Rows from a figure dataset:

----------------

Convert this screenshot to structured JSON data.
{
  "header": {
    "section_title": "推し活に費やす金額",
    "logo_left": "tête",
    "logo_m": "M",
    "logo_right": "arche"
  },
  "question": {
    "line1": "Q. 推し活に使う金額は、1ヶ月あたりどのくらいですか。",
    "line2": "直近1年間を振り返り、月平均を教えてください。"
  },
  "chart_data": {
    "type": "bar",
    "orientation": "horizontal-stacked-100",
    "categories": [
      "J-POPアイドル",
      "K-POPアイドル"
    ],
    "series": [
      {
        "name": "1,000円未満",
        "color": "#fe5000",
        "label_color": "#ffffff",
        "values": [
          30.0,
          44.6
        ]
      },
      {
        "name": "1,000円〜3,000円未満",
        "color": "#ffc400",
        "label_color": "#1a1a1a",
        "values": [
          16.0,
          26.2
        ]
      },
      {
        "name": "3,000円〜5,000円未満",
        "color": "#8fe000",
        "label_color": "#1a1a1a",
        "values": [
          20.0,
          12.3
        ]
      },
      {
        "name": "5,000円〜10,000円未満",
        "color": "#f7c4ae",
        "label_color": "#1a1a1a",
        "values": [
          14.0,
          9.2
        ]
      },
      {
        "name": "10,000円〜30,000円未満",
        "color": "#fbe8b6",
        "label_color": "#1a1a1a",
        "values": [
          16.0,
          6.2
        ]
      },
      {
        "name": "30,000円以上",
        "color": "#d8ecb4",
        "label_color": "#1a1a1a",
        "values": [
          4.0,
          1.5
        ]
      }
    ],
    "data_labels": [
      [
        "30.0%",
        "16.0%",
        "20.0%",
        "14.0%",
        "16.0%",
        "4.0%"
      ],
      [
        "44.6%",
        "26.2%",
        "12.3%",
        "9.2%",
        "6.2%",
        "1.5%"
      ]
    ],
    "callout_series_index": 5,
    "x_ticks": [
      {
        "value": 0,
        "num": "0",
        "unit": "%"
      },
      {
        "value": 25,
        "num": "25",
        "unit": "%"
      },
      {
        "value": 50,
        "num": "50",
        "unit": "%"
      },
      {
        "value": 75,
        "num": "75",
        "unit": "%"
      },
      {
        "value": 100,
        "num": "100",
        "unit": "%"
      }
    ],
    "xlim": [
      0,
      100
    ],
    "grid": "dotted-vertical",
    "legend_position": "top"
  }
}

----------------

Exercise details:
Transcribe every entry exactly.

Task response:
Convert this screenshot to structured JSON data.
{
  "header": {
    "section_title": "推し活に費やす金額",
    "logo_left": "tête",
    "logo_m": "M",
    "logo_right": "arche"
  },
  "question": {
    "line1": "Q. 推し活に使う金額は、1ヶ月あたりどのくらいですか。",
    "line2": "直近1年間を振り返り、月平均を教えてください。"
  },
  "chart_data": {
    "type": "bar",
    "orientation": "horizontal-stacked-100",
    "categories": [
      "J-POPアイドル",
      "K-POPアイドル"
    ],
    "series": [
      {
        "name": "1,000円未満",
        "color": "#fe5000",
        "label_color": "#ffffff",
        "values": [
          30.0,
          44.6
        ]
      },
      {
        "name": "1,000円〜3,000円未満",
        "color": "#ffc400",
        "label_color": "#1a1a1a",
        "values": [
          16.0,
          26.2
        ]
      },
      {
        "name": "3,000円〜5,000円未満",
        "color": "#8fe000",
        "label_color": "#1a1a1a",
        "values": [
          20.0,
          12.3
        ]
      },
      {
        "name": "5,000円〜10,000円未満",
        "color": "#f7c4ae",
        "label_color": "#1a1a1a",
        "values": [
          14.0,
          9.2
        ]
      },
      {
        "name": "10,000円〜30,000円未満",
        "color": "#fbe8b6",
        "label_color": "#1a1a1a",
        "values": [
          16.0,
          6.2
        ]
      },
      {
        "name": "30,000円以上",
        "color": "#d8ecb4",
        "label_color": "#1a1a1a",
        "values": [
          4.0,
          1.5
        ]
      }
    ],
    "data_labels": [
      [
        "30.0%",
        "16.0%",
        "20.0%",
        "14.0%",
        "16.0%",
        "4.0%"
      ],
      [
        "44.6%",
        "26.2%",
        "12.3%",
        "9.2%",
        "6.2%",
        "1.5%"
      ]
    ],
    "callout_series_index": 5,
    "x_ticks": [
      {
        "value": 0,
        "num": "0",
        "unit": "%"
      },
      {
        "value": 25,
        "num": "25",
        "unit": "%"
      },
      {
        "value": 50,
        "num": "50",
        "unit": "%"
      },
      {
        "value": 75,
        "num": "75",
        "unit": "%"
      },
      {
        "value": 100,
        "num": "100",
        "unit": "%"
      }
    ],
    "xlim": [
      0,
      100
    ],
    "grid": "dotted-vertical",
    "legend_position": "top"
  }
}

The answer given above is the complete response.